§ WHAT NEEDS TO BE DONE: Identify the lines that contain the string "title" and copy all of them.

(Dataset entries on figures)
[Start]

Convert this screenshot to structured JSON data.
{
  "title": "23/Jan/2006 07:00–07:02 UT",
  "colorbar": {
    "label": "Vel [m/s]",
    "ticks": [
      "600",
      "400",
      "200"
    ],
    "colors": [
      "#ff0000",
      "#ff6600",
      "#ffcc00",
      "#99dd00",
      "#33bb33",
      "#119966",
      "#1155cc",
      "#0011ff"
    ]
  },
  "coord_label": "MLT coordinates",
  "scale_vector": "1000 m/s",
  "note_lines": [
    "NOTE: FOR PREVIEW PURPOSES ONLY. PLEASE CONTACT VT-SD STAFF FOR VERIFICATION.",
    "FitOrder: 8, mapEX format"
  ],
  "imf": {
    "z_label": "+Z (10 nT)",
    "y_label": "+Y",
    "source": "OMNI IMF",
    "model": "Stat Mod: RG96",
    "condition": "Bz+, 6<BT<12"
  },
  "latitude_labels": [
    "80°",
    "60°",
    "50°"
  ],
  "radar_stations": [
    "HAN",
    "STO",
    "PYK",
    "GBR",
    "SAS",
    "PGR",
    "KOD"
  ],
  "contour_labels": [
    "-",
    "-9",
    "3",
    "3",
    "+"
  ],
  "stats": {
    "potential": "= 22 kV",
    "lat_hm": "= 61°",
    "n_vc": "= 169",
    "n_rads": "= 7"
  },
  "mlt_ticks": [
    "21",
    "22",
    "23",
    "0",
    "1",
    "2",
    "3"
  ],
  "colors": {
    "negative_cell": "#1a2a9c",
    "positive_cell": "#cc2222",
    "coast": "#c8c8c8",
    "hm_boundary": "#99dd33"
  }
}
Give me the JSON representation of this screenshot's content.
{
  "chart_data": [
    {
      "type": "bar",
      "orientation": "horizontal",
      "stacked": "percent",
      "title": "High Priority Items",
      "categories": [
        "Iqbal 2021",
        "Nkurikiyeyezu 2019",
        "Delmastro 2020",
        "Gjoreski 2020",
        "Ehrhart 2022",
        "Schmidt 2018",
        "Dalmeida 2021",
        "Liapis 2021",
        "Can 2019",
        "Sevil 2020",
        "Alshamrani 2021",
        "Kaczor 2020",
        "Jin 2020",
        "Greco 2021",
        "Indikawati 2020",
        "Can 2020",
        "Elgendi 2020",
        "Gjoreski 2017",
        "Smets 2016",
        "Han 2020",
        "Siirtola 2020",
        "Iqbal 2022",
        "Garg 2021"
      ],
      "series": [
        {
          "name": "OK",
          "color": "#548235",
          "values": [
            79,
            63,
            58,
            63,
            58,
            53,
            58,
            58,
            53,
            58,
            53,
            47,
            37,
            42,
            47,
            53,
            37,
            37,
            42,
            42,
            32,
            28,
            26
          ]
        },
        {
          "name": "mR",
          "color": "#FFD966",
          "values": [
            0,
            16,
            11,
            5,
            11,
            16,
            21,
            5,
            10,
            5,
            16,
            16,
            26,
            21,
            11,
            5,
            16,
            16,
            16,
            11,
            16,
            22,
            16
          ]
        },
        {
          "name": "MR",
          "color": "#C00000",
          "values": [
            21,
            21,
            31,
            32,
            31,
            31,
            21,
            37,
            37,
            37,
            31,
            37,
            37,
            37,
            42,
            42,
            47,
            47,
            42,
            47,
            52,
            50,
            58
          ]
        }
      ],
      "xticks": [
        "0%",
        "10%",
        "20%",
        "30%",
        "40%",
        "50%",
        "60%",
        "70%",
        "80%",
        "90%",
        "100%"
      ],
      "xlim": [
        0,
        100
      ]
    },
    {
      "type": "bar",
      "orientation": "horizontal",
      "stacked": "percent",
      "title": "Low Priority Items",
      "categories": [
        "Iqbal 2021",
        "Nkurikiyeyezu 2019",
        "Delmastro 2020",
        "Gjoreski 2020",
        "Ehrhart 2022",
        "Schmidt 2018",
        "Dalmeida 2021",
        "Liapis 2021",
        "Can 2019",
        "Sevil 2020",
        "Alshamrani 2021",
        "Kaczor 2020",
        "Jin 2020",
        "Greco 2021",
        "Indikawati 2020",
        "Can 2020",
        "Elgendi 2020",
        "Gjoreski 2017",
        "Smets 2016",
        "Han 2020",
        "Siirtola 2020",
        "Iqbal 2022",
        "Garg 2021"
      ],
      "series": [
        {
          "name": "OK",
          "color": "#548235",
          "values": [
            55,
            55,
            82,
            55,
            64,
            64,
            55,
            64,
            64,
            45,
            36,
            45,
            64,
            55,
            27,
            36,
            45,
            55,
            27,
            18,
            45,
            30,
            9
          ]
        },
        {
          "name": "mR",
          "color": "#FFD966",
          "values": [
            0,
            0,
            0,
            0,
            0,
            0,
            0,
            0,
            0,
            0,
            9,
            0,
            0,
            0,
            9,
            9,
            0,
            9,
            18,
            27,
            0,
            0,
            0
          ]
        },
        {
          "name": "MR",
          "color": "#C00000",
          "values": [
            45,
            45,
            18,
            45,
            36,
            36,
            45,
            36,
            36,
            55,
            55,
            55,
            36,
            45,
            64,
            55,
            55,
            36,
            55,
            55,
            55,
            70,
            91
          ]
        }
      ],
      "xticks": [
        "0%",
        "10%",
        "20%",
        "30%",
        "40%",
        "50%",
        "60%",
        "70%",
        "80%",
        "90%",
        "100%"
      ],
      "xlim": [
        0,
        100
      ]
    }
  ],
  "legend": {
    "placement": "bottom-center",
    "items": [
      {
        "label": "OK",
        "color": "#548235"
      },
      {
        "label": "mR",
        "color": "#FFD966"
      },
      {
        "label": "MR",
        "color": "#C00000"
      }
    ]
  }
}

[End]

§ RESULT:
  "title": "23/Jan/2006 07:00–07:02 UT",
      "title": "High Priority Items",
      "title": "Low Priority Items",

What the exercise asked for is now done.